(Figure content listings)
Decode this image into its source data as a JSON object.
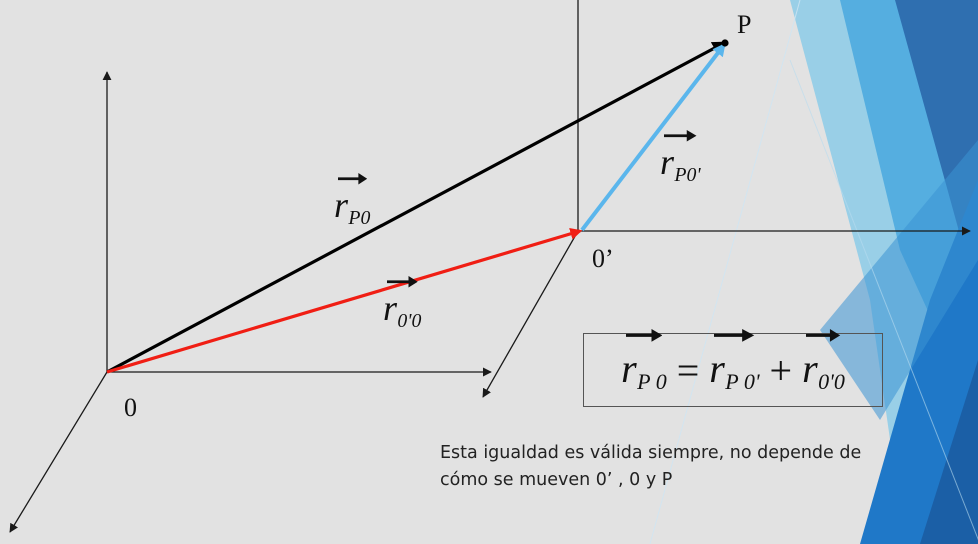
{
  "diagram": {
    "origin_label": "0",
    "moving_origin_label": "0’",
    "point_label": "P",
    "vec_p0": {
      "symbol": "r",
      "sub": "P0"
    },
    "vec_p0prime": {
      "symbol": "r",
      "sub": "P0'"
    },
    "vec_0prime0": {
      "symbol": "r",
      "sub": "0'0"
    },
    "colors": {
      "vec_p0": "#000000",
      "vec_p0prime": "#5bb6ec",
      "vec_0prime0": "#f01e14",
      "axes": "#1a1a1a"
    }
  },
  "formula": {
    "lhs": {
      "symbol": "r",
      "sub": "P 0"
    },
    "equals": "=",
    "t1": {
      "symbol": "r",
      "sub": "P 0'"
    },
    "plus": "+",
    "t2": {
      "symbol": "r",
      "sub": "0'0"
    }
  },
  "note": {
    "line1": "Esta igualdad es válida  siempre, no depende de",
    "line2": "cómo se mueven  0’ , 0 y P"
  },
  "background": {
    "slide_color": "#e2e2e2",
    "accent_colors": [
      "#2f6fb0",
      "#1f78c8",
      "#55aee0",
      "#8ccbe8"
    ]
  }
}
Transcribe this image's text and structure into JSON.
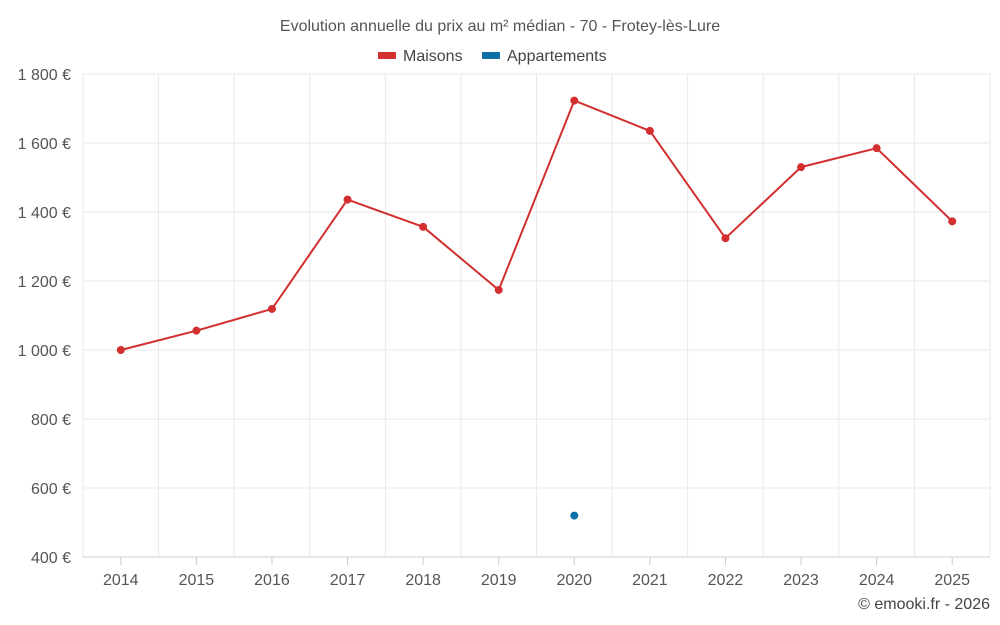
{
  "chart_data": {
    "type": "line",
    "title": "Evolution annuelle du prix au m² médian - 70 - Frotey-lès-Lure",
    "categories": [
      "2014",
      "2015",
      "2016",
      "2017",
      "2018",
      "2019",
      "2020",
      "2021",
      "2022",
      "2023",
      "2024",
      "2025"
    ],
    "series": [
      {
        "name": "Maisons",
        "color": "#d32f2f",
        "values": [
          1000,
          1056,
          1119,
          1436,
          1357,
          1174,
          1723,
          1635,
          1324,
          1530,
          1585,
          1373
        ]
      },
      {
        "name": "Appartements",
        "color": "#0d6fa6",
        "values": [
          null,
          null,
          null,
          null,
          null,
          null,
          520,
          null,
          null,
          null,
          null,
          null
        ]
      }
    ],
    "ylim": [
      400,
      1800
    ],
    "yticks": [
      400,
      600,
      800,
      1000,
      1200,
      1400,
      1600,
      1800
    ],
    "ytick_labels": [
      "400 €",
      "600 €",
      "800 €",
      "1 000 €",
      "1 200 €",
      "1 400 €",
      "1 600 €",
      "1 800 €"
    ],
    "xlabel": "",
    "ylabel": "",
    "grid": true,
    "legend_position": "top-center",
    "credit": "© emooki.fr - 2026"
  }
}
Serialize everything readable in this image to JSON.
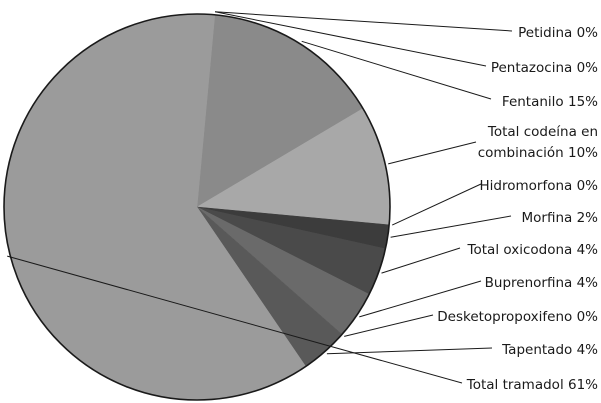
{
  "chart_data": {
    "type": "pie",
    "title": "",
    "slices": [
      {
        "label_lines": [
          "Petidina 0%"
        ],
        "value": 0,
        "color": "#7a7a7a"
      },
      {
        "label_lines": [
          "Pentazocina 0%"
        ],
        "value": 0,
        "color": "#7a7a7a"
      },
      {
        "label_lines": [
          "Fentanilo 15%"
        ],
        "value": 15,
        "color": "#8a8a8a"
      },
      {
        "label_lines": [
          "Total codeína en",
          "combinación 10%"
        ],
        "value": 10,
        "color": "#a8a8a8"
      },
      {
        "label_lines": [
          "Hidromorfona 0%"
        ],
        "value": 0,
        "color": "#2a2a2a"
      },
      {
        "label_lines": [
          "Morfina 2%"
        ],
        "value": 2,
        "color": "#3c3c3c"
      },
      {
        "label_lines": [
          "Total oxicodona 4%"
        ],
        "value": 4,
        "color": "#4a4a4a"
      },
      {
        "label_lines": [
          "Buprenorfina 4%"
        ],
        "value": 4,
        "color": "#6a6a6a"
      },
      {
        "label_lines": [
          "Desketopropoxifeno 0%"
        ],
        "value": 0,
        "color": "#6a6a6a"
      },
      {
        "label_lines": [
          "Tapentado 4%"
        ],
        "value": 4,
        "color": "#595959"
      },
      {
        "label_lines": [
          "Total tramadol 61%"
        ],
        "value": 61,
        "color": "#9b9b9b"
      }
    ],
    "outline_color": "#1a1a1a",
    "legend_placement": "right, with leader lines"
  }
}
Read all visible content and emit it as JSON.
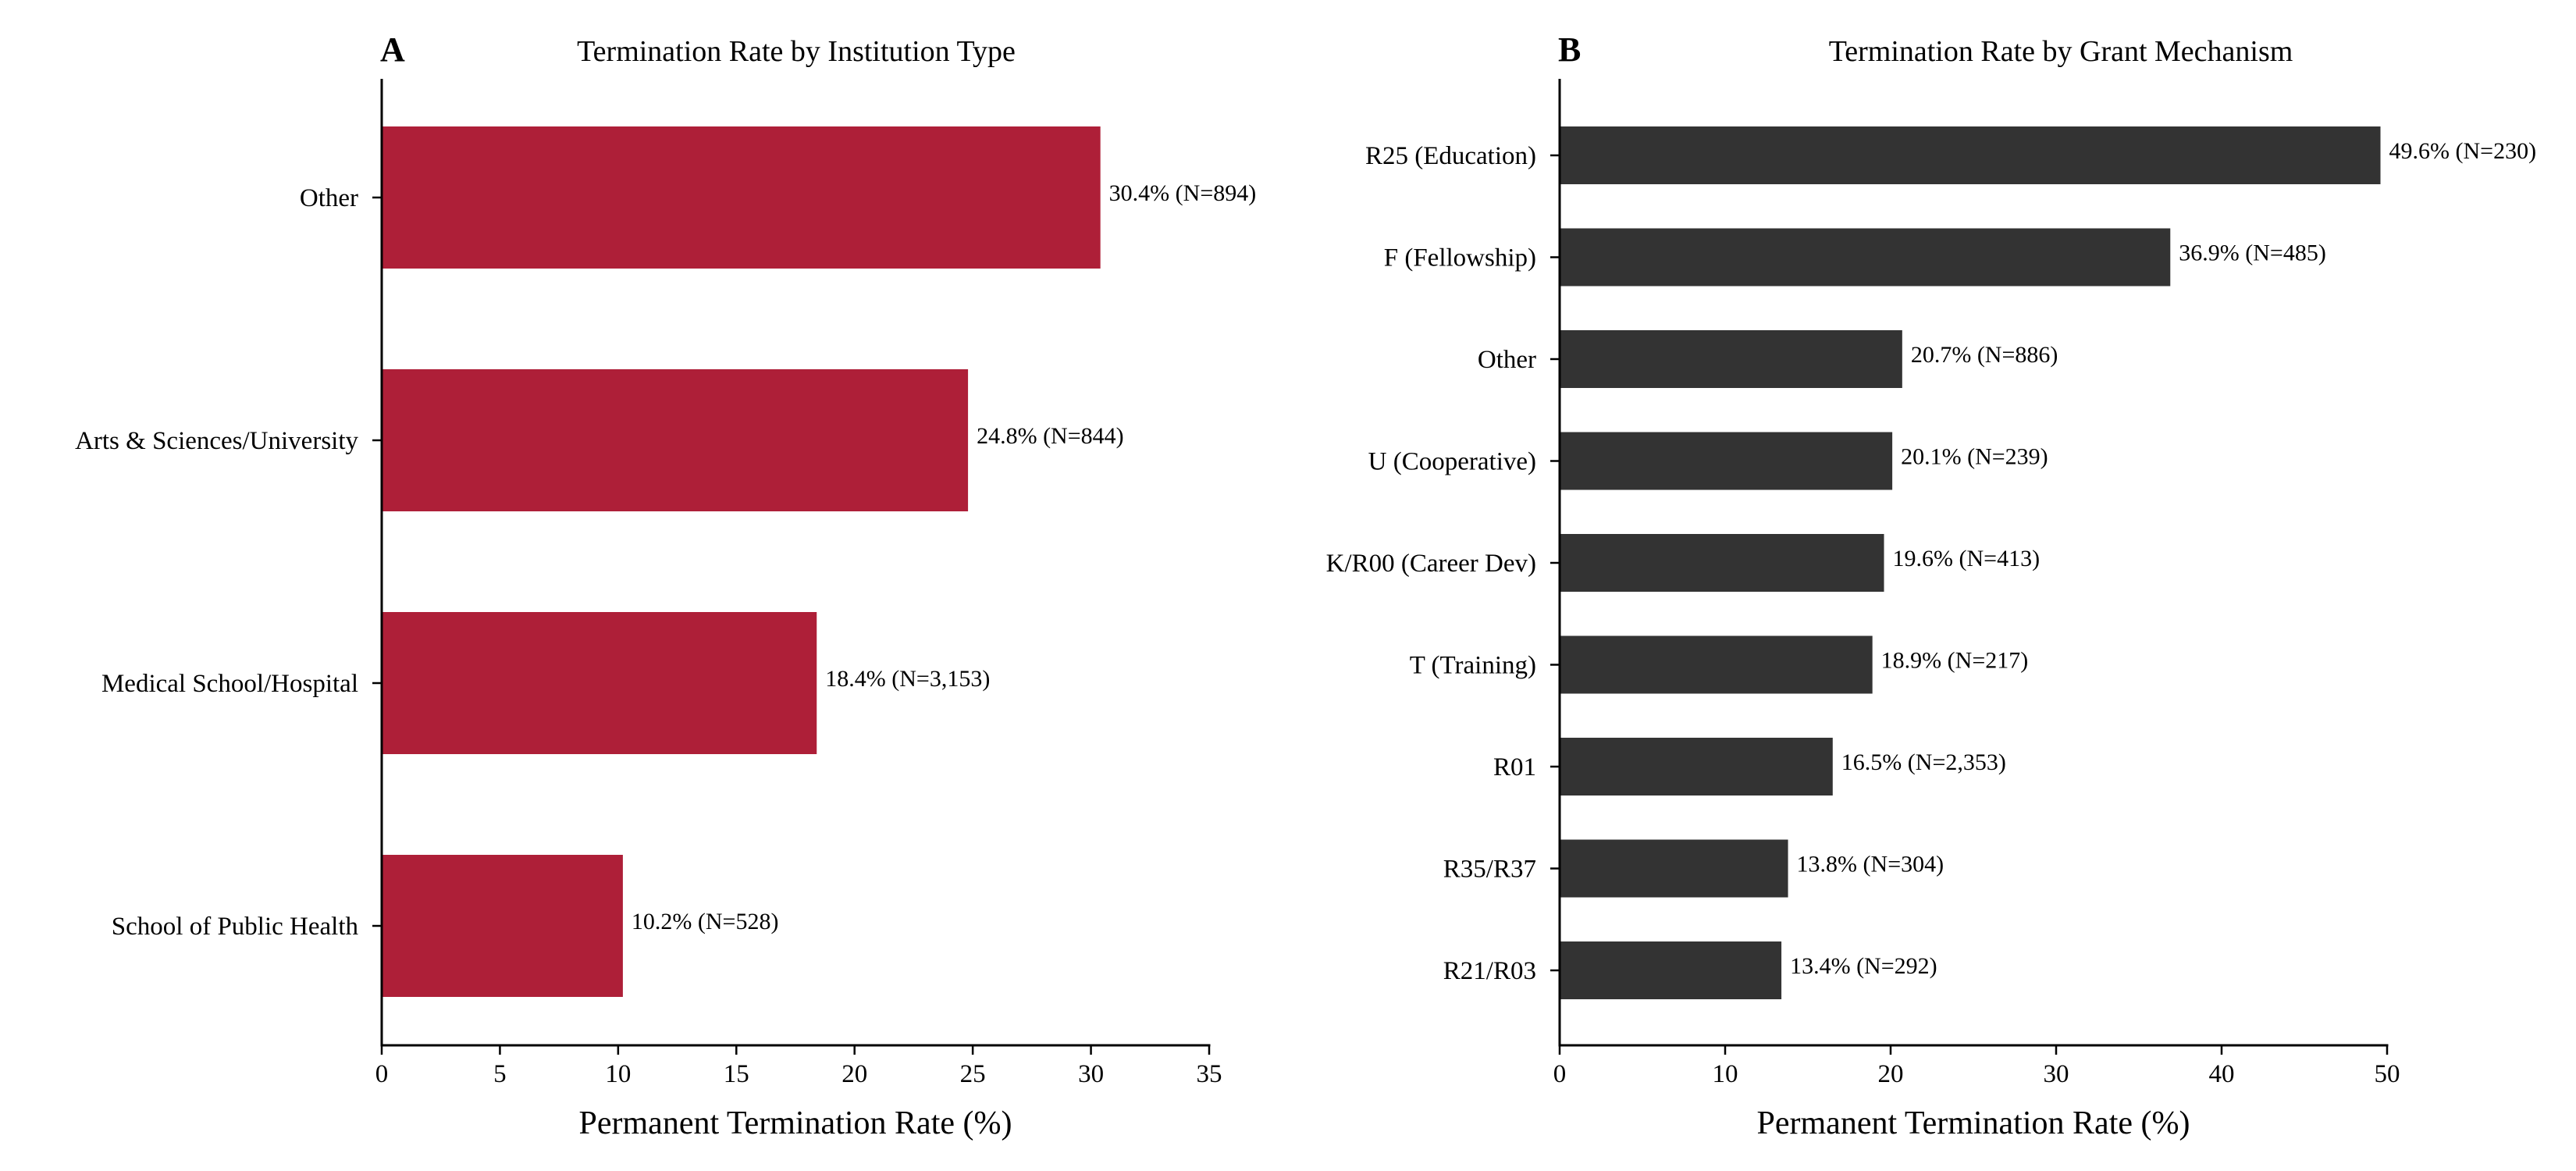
{
  "chart_data": [
    {
      "panel": "A",
      "type": "bar",
      "orientation": "horizontal",
      "title": "Termination Rate by Institution Type",
      "xlabel": "Permanent Termination Rate (%)",
      "ylabel": "",
      "xlim": [
        0,
        35
      ],
      "xticks": [
        0,
        5,
        10,
        15,
        20,
        25,
        30,
        35
      ],
      "bar_color": "#AE1F38",
      "categories": [
        "Other",
        "Arts & Sciences/University",
        "Medical School/Hospital",
        "School of Public Health"
      ],
      "values": [
        30.4,
        24.8,
        18.4,
        10.2
      ],
      "labels": [
        "30.4% (N=894)",
        "24.8% (N=844)",
        "18.4% (N=3,153)",
        "10.2% (N=528)"
      ]
    },
    {
      "panel": "B",
      "type": "bar",
      "orientation": "horizontal",
      "title": "Termination Rate by Grant Mechanism",
      "xlabel": "Permanent Termination Rate (%)",
      "ylabel": "",
      "xlim": [
        0,
        50
      ],
      "xticks": [
        0,
        10,
        20,
        30,
        40,
        50
      ],
      "bar_color": "#333333",
      "categories": [
        "R25 (Education)",
        "F (Fellowship)",
        "Other",
        "U (Cooperative)",
        "K/R00 (Career Dev)",
        "T (Training)",
        "R01",
        "R35/R37",
        "R21/R03"
      ],
      "values": [
        49.6,
        36.9,
        20.7,
        20.1,
        19.6,
        18.9,
        16.5,
        13.8,
        13.4
      ],
      "labels": [
        "49.6% (N=230)",
        "36.9% (N=485)",
        "20.7% (N=886)",
        "20.1% (N=239)",
        "19.6% (N=413)",
        "18.9% (N=217)",
        "16.5% (N=2,353)",
        "13.8% (N=304)",
        "13.4% (N=292)"
      ]
    }
  ]
}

= Description of the task =
Give the entries again word for word, but skip the pictures.

= Complete output =
Decode this image into its source data as a JSON object.
{
  "diagram": {
    "origin_label": "0",
    "moving_origin_label": "0’",
    "point_label": "P",
    "vec_p0": {
      "symbol": "r",
      "sub": "P0"
    },
    "vec_p0prime": {
      "symbol": "r",
      "sub": "P0'"
    },
    "vec_0prime0": {
      "symbol": "r",
      "sub": "0'0"
    },
    "colors": {
      "vec_p0": "#000000",
      "vec_p0prime": "#5bb6ec",
      "vec_0prime0": "#f01e14",
      "axes": "#1a1a1a"
    }
  },
  "formula": {
    "lhs": {
      "symbol": "r",
      "sub": "P 0"
    },
    "equals": "=",
    "t1": {
      "symbol": "r",
      "sub": "P 0'"
    },
    "plus": "+",
    "t2": {
      "symbol": "r",
      "sub": "0'0"
    }
  },
  "note": {
    "line1": "Esta igualdad es válida  siempre, no depende de",
    "line2": "cómo se mueven  0’ , 0 y P"
  },
  "background": {
    "slide_color": "#e2e2e2",
    "accent_colors": [
      "#2f6fb0",
      "#1f78c8",
      "#55aee0",
      "#8ccbe8"
    ]
  }
}
Transcribe this image's text and structure into JSON.
{
  "chart_data": {
    "type": "line",
    "title": "Evolution annuelle du prix au m² médian - 70 - Frotey-lès-Lure",
    "categories": [
      "2014",
      "2015",
      "2016",
      "2017",
      "2018",
      "2019",
      "2020",
      "2021",
      "2022",
      "2023",
      "2024",
      "2025"
    ],
    "series": [
      {
        "name": "Maisons",
        "color": "#d32f2f",
        "values": [
          1000,
          1056,
          1119,
          1436,
          1357,
          1174,
          1723,
          1635,
          1324,
          1530,
          1585,
          1373
        ]
      },
      {
        "name": "Appartements",
        "color": "#0d6fa6",
        "values": [
          null,
          null,
          null,
          null,
          null,
          null,
          520,
          null,
          null,
          null,
          null,
          null
        ]
      }
    ],
    "ylim": [
      400,
      1800
    ],
    "yticks": [
      400,
      600,
      800,
      1000,
      1200,
      1400,
      1600,
      1800
    ],
    "ytick_labels": [
      "400 €",
      "600 €",
      "800 €",
      "1 000 €",
      "1 200 €",
      "1 400 €",
      "1 600 €",
      "1 800 €"
    ],
    "xlabel": "",
    "ylabel": "",
    "grid": true,
    "legend_position": "top-center",
    "credit": "© emooki.fr - 2026"
  }
}
Serialize everything readable in this image to JSON.
{
  "chart_data": {
    "type": "pie",
    "title": "",
    "slices": [
      {
        "label_lines": [
          "Petidina 0%"
        ],
        "value": 0,
        "color": "#7a7a7a"
      },
      {
        "label_lines": [
          "Pentazocina 0%"
        ],
        "value": 0,
        "color": "#7a7a7a"
      },
      {
        "label_lines": [
          "Fentanilo 15%"
        ],
        "value": 15,
        "color": "#8a8a8a"
      },
      {
        "label_lines": [
          "Total codeína en",
          "combinación 10%"
        ],
        "value": 10,
        "color": "#a8a8a8"
      },
      {
        "label_lines": [
          "Hidromorfona 0%"
        ],
        "value": 0,
        "color": "#2a2a2a"
      },
      {
        "label_lines": [
          "Morfina 2%"
        ],
        "value": 2,
        "color": "#3c3c3c"
      },
      {
        "label_lines": [
          "Total oxicodona 4%"
        ],
        "value": 4,
        "color": "#4a4a4a"
      },
      {
        "label_lines": [
          "Buprenorfina 4%"
        ],
        "value": 4,
        "color": "#6a6a6a"
      },
      {
        "label_lines": [
          "Desketopropoxifeno 0%"
        ],
        "value": 0,
        "color": "#6a6a6a"
      },
      {
        "label_lines": [
          "Tapentado 4%"
        ],
        "value": 4,
        "color": "#595959"
      },
      {
        "label_lines": [
          "Total tramadol 61%"
        ],
        "value": 61,
        "color": "#9b9b9b"
      }
    ],
    "outline_color": "#1a1a1a",
    "legend_placement": "right, with leader lines"
  }
}
Read all visible content and emit it as JSON.
{
  "chart_data": [
    {
      "panel": "A",
      "type": "bar",
      "orientation": "horizontal",
      "title": "Termination Rate by Institution Type",
      "xlabel": "Permanent Termination Rate (%)",
      "ylabel": "",
      "xlim": [
        0,
        35
      ],
      "xticks": [
        0,
        5,
        10,
        15,
        20,
        25,
        30,
        35
      ],
      "bar_color": "#AE1F38",
      "categories": [
        "Other",
        "Arts & Sciences/University",
        "Medical School/Hospital",
        "School of Public Health"
      ],
      "values": [
        30.4,
        24.8,
        18.4,
        10.2
      ],
      "labels": [
        "30.4% (N=894)",
        "24.8% (N=844)",
        "18.4% (N=3,153)",
        "10.2% (N=528)"
      ]
    },
    {
      "panel": "B",
      "type": "bar",
      "orientation": "horizontal",
      "title": "Termination Rate by Grant Mechanism",
      "xlabel": "Permanent Termination Rate (%)",
      "ylabel": "",
      "xlim": [
        0,
        50
      ],
      "xticks": [
        0,
        10,
        20,
        30,
        40,
        50
      ],
      "bar_color": "#333333",
      "categories": [
        "R25 (Education)",
        "F (Fellowship)",
        "Other",
        "U (Cooperative)",
        "K/R00 (Career Dev)",
        "T (Training)",
        "R01",
        "R35/R37",
        "R21/R03"
      ],
      "values": [
        49.6,
        36.9,
        20.7,
        20.1,
        19.6,
        18.9,
        16.5,
        13.8,
        13.4
      ],
      "labels": [
        "49.6% (N=230)",
        "36.9% (N=485)",
        "20.7% (N=886)",
        "20.1% (N=239)",
        "19.6% (N=413)",
        "18.9% (N=217)",
        "16.5% (N=2,353)",
        "13.8% (N=304)",
        "13.4% (N=292)"
      ]
    }
  ]
}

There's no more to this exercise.